**WRITTEN PROBLEM**:
Pick out each line with the word "Reveal" from the material that follows.

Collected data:

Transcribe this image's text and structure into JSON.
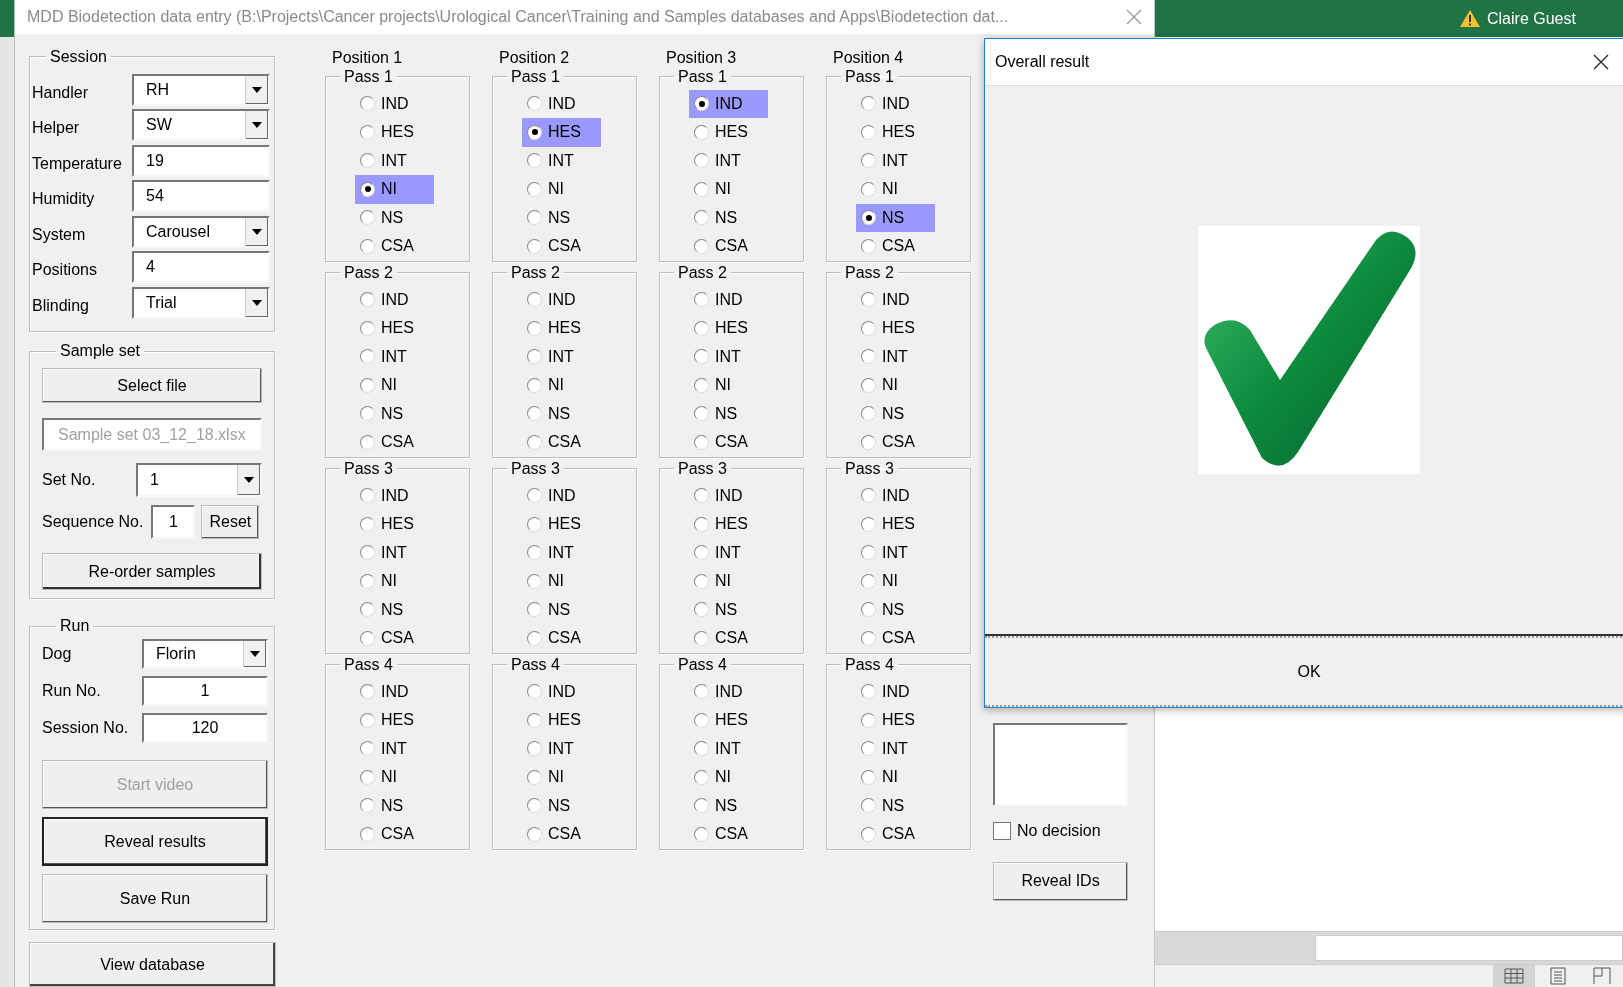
{
  "window": {
    "title": "MDD Biodetection data entry (B:\\Projects\\Cancer projects\\Urological Cancer\\Training and Samples databases and Apps\\Biodetection dat..."
  },
  "background_app": {
    "user": "Claire Guest"
  },
  "session": {
    "title": "Session",
    "fields": [
      {
        "label": "Handler",
        "value": "RH",
        "kind": "dropdown"
      },
      {
        "label": "Helper",
        "value": "SW",
        "kind": "dropdown"
      },
      {
        "label": "Temperature",
        "value": "19",
        "kind": "text"
      },
      {
        "label": "Humidity",
        "value": "54",
        "kind": "text"
      },
      {
        "label": "System",
        "value": "Carousel",
        "kind": "dropdown"
      },
      {
        "label": "Positions",
        "value": "4",
        "kind": "text"
      },
      {
        "label": "Blinding",
        "value": "Trial",
        "kind": "dropdown"
      }
    ]
  },
  "sample_set": {
    "title": "Sample set",
    "select_button": "Select file",
    "file": "Sample set 03_12_18.xlsx",
    "set_label": "Set No.",
    "set_value": "1",
    "sequence_label": "Sequence No.",
    "sequence_value": "1",
    "reset_button": "Reset",
    "reorder_button": "Re-order samples"
  },
  "run": {
    "title": "Run",
    "fields": [
      {
        "label": "Dog",
        "value": "Florin",
        "kind": "dropdown"
      },
      {
        "label": "Run No.",
        "value": "1",
        "kind": "text"
      },
      {
        "label": "Session No.",
        "value": "120",
        "kind": "text"
      }
    ],
    "buttons": [
      {
        "label": "Start video",
        "disabled": true,
        "default": false
      },
      {
        "label": "Reveal results",
        "disabled": false,
        "default": true
      },
      {
        "label": "Save Run",
        "disabled": false,
        "default": false
      }
    ]
  },
  "view_database_button": "View database",
  "positions": [
    {
      "title": "Position 1",
      "passes": [
        {
          "title": "Pass 1",
          "options": [
            {
              "label": "IND",
              "selected": false
            },
            {
              "label": "HES",
              "selected": false
            },
            {
              "label": "INT",
              "selected": false
            },
            {
              "label": "NI",
              "selected": true
            },
            {
              "label": "NS",
              "selected": false
            },
            {
              "label": "CSA",
              "selected": false
            }
          ]
        },
        {
          "title": "Pass 2",
          "options": [
            {
              "label": "IND",
              "selected": false
            },
            {
              "label": "HES",
              "selected": false
            },
            {
              "label": "INT",
              "selected": false
            },
            {
              "label": "NI",
              "selected": false
            },
            {
              "label": "NS",
              "selected": false
            },
            {
              "label": "CSA",
              "selected": false
            }
          ]
        },
        {
          "title": "Pass 3",
          "options": [
            {
              "label": "IND",
              "selected": false
            },
            {
              "label": "HES",
              "selected": false
            },
            {
              "label": "INT",
              "selected": false
            },
            {
              "label": "NI",
              "selected": false
            },
            {
              "label": "NS",
              "selected": false
            },
            {
              "label": "CSA",
              "selected": false
            }
          ]
        },
        {
          "title": "Pass 4",
          "options": [
            {
              "label": "IND",
              "selected": false
            },
            {
              "label": "HES",
              "selected": false
            },
            {
              "label": "INT",
              "selected": false
            },
            {
              "label": "NI",
              "selected": false
            },
            {
              "label": "NS",
              "selected": false
            },
            {
              "label": "CSA",
              "selected": false
            }
          ]
        }
      ]
    },
    {
      "title": "Position 2",
      "passes": [
        {
          "title": "Pass 1",
          "options": [
            {
              "label": "IND",
              "selected": false
            },
            {
              "label": "HES",
              "selected": true
            },
            {
              "label": "INT",
              "selected": false
            },
            {
              "label": "NI",
              "selected": false
            },
            {
              "label": "NS",
              "selected": false
            },
            {
              "label": "CSA",
              "selected": false
            }
          ]
        },
        {
          "title": "Pass 2",
          "options": [
            {
              "label": "IND",
              "selected": false
            },
            {
              "label": "HES",
              "selected": false
            },
            {
              "label": "INT",
              "selected": false
            },
            {
              "label": "NI",
              "selected": false
            },
            {
              "label": "NS",
              "selected": false
            },
            {
              "label": "CSA",
              "selected": false
            }
          ]
        },
        {
          "title": "Pass 3",
          "options": [
            {
              "label": "IND",
              "selected": false
            },
            {
              "label": "HES",
              "selected": false
            },
            {
              "label": "INT",
              "selected": false
            },
            {
              "label": "NI",
              "selected": false
            },
            {
              "label": "NS",
              "selected": false
            },
            {
              "label": "CSA",
              "selected": false
            }
          ]
        },
        {
          "title": "Pass 4",
          "options": [
            {
              "label": "IND",
              "selected": false
            },
            {
              "label": "HES",
              "selected": false
            },
            {
              "label": "INT",
              "selected": false
            },
            {
              "label": "NI",
              "selected": false
            },
            {
              "label": "NS",
              "selected": false
            },
            {
              "label": "CSA",
              "selected": false
            }
          ]
        }
      ]
    },
    {
      "title": "Position 3",
      "passes": [
        {
          "title": "Pass 1",
          "options": [
            {
              "label": "IND",
              "selected": true
            },
            {
              "label": "HES",
              "selected": false
            },
            {
              "label": "INT",
              "selected": false
            },
            {
              "label": "NI",
              "selected": false
            },
            {
              "label": "NS",
              "selected": false
            },
            {
              "label": "CSA",
              "selected": false
            }
          ]
        },
        {
          "title": "Pass 2",
          "options": [
            {
              "label": "IND",
              "selected": false
            },
            {
              "label": "HES",
              "selected": false
            },
            {
              "label": "INT",
              "selected": false
            },
            {
              "label": "NI",
              "selected": false
            },
            {
              "label": "NS",
              "selected": false
            },
            {
              "label": "CSA",
              "selected": false
            }
          ]
        },
        {
          "title": "Pass 3",
          "options": [
            {
              "label": "IND",
              "selected": false
            },
            {
              "label": "HES",
              "selected": false
            },
            {
              "label": "INT",
              "selected": false
            },
            {
              "label": "NI",
              "selected": false
            },
            {
              "label": "NS",
              "selected": false
            },
            {
              "label": "CSA",
              "selected": false
            }
          ]
        },
        {
          "title": "Pass 4",
          "options": [
            {
              "label": "IND",
              "selected": false
            },
            {
              "label": "HES",
              "selected": false
            },
            {
              "label": "INT",
              "selected": false
            },
            {
              "label": "NI",
              "selected": false
            },
            {
              "label": "NS",
              "selected": false
            },
            {
              "label": "CSA",
              "selected": false
            }
          ]
        }
      ]
    },
    {
      "title": "Position 4",
      "passes": [
        {
          "title": "Pass 1",
          "options": [
            {
              "label": "IND",
              "selected": false
            },
            {
              "label": "HES",
              "selected": false
            },
            {
              "label": "INT",
              "selected": false
            },
            {
              "label": "NI",
              "selected": false
            },
            {
              "label": "NS",
              "selected": true
            },
            {
              "label": "CSA",
              "selected": false
            }
          ]
        },
        {
          "title": "Pass 2",
          "options": [
            {
              "label": "IND",
              "selected": false
            },
            {
              "label": "HES",
              "selected": false
            },
            {
              "label": "INT",
              "selected": false
            },
            {
              "label": "NI",
              "selected": false
            },
            {
              "label": "NS",
              "selected": false
            },
            {
              "label": "CSA",
              "selected": false
            }
          ]
        },
        {
          "title": "Pass 3",
          "options": [
            {
              "label": "IND",
              "selected": false
            },
            {
              "label": "HES",
              "selected": false
            },
            {
              "label": "INT",
              "selected": false
            },
            {
              "label": "NI",
              "selected": false
            },
            {
              "label": "NS",
              "selected": false
            },
            {
              "label": "CSA",
              "selected": false
            }
          ]
        },
        {
          "title": "Pass 4",
          "options": [
            {
              "label": "IND",
              "selected": false
            },
            {
              "label": "HES",
              "selected": false
            },
            {
              "label": "INT",
              "selected": false
            },
            {
              "label": "NI",
              "selected": false
            },
            {
              "label": "NS",
              "selected": false
            },
            {
              "label": "CSA",
              "selected": false
            }
          ]
        }
      ]
    }
  ],
  "side": {
    "no_decision": {
      "label": "No decision",
      "checked": false
    },
    "reveal_button": "Reveal IDs"
  },
  "dialog": {
    "title": "Overall result",
    "ok_button": "OK"
  }
}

**ANSWER**:
        "label": "Reveal results",
    "reveal_button": "Reveal IDs"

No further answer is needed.